_Challenge_
How many lines in the entries below contain "znak"? Answer with the number only.

───── Entries

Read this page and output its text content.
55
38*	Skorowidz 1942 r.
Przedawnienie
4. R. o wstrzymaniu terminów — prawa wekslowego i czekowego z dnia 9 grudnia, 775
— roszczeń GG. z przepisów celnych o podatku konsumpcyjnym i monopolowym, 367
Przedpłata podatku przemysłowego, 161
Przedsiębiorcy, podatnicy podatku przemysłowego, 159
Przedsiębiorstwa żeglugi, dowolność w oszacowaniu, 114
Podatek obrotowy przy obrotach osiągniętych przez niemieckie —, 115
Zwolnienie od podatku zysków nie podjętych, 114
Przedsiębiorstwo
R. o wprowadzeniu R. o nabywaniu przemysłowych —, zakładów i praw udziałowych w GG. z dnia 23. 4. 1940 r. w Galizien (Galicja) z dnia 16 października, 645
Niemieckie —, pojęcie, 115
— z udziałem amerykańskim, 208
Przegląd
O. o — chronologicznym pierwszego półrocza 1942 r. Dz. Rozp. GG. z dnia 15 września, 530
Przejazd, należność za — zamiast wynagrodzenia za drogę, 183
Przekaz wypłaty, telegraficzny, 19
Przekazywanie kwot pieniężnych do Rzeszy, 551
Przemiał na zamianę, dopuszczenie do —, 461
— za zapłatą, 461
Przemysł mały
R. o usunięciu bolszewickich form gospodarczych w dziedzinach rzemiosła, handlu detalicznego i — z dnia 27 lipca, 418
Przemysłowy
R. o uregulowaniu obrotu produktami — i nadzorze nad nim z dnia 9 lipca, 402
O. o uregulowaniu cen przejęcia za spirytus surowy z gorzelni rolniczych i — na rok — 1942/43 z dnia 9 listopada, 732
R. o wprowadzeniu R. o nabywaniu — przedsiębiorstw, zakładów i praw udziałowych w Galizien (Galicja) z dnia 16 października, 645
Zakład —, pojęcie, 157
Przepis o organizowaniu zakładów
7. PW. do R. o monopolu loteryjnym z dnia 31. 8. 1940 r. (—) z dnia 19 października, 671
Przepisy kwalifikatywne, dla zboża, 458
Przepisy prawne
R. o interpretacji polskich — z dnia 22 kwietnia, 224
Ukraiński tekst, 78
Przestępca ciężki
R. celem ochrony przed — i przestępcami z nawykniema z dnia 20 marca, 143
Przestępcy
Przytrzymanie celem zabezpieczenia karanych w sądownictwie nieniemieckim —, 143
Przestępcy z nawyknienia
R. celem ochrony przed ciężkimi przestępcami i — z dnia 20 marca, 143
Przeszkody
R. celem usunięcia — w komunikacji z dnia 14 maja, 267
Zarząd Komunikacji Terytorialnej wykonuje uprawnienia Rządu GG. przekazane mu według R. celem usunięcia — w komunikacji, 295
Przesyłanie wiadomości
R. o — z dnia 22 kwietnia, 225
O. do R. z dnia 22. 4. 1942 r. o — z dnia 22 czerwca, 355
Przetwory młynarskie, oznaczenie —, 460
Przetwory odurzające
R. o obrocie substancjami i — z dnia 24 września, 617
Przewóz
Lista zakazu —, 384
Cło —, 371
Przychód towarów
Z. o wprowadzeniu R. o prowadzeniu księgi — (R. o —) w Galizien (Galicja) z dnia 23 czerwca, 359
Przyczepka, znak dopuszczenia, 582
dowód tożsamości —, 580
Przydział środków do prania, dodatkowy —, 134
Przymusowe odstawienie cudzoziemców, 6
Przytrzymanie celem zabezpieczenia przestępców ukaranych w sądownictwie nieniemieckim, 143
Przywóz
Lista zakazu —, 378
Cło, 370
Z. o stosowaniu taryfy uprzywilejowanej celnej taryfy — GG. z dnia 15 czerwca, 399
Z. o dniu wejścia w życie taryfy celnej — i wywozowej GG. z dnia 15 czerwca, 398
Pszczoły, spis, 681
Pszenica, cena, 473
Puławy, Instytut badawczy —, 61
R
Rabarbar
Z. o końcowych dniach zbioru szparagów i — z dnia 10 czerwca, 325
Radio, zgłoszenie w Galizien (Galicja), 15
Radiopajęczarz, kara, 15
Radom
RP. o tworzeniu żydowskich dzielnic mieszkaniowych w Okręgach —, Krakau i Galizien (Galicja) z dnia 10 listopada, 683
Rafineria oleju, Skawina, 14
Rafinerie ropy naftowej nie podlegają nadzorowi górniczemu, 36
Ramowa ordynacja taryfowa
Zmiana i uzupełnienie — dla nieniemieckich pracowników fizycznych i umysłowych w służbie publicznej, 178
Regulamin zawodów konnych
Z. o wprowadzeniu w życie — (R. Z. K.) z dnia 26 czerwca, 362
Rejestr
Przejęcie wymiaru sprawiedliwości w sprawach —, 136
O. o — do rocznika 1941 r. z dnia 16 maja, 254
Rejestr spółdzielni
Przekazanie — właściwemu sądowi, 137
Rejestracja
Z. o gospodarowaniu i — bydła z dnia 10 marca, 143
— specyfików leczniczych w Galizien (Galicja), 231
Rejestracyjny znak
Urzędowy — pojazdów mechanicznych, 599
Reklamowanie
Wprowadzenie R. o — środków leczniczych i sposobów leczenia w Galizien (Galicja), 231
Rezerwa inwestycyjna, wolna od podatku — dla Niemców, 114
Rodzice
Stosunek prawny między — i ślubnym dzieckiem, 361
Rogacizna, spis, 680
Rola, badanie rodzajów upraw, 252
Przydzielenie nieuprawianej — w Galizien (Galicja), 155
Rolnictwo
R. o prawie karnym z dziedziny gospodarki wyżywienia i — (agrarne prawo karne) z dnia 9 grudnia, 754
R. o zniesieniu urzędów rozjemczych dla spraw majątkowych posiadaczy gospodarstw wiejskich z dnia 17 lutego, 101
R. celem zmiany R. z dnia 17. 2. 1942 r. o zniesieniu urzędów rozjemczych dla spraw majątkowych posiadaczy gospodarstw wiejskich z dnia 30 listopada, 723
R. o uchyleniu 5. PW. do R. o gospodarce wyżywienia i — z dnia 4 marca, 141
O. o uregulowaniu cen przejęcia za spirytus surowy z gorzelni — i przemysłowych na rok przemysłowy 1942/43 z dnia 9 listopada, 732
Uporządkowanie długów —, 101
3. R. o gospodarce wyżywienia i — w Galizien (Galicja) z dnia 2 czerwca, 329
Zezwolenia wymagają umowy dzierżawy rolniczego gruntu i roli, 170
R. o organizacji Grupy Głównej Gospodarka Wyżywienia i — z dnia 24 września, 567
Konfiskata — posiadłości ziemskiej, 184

──────────

_Exercise solution_
2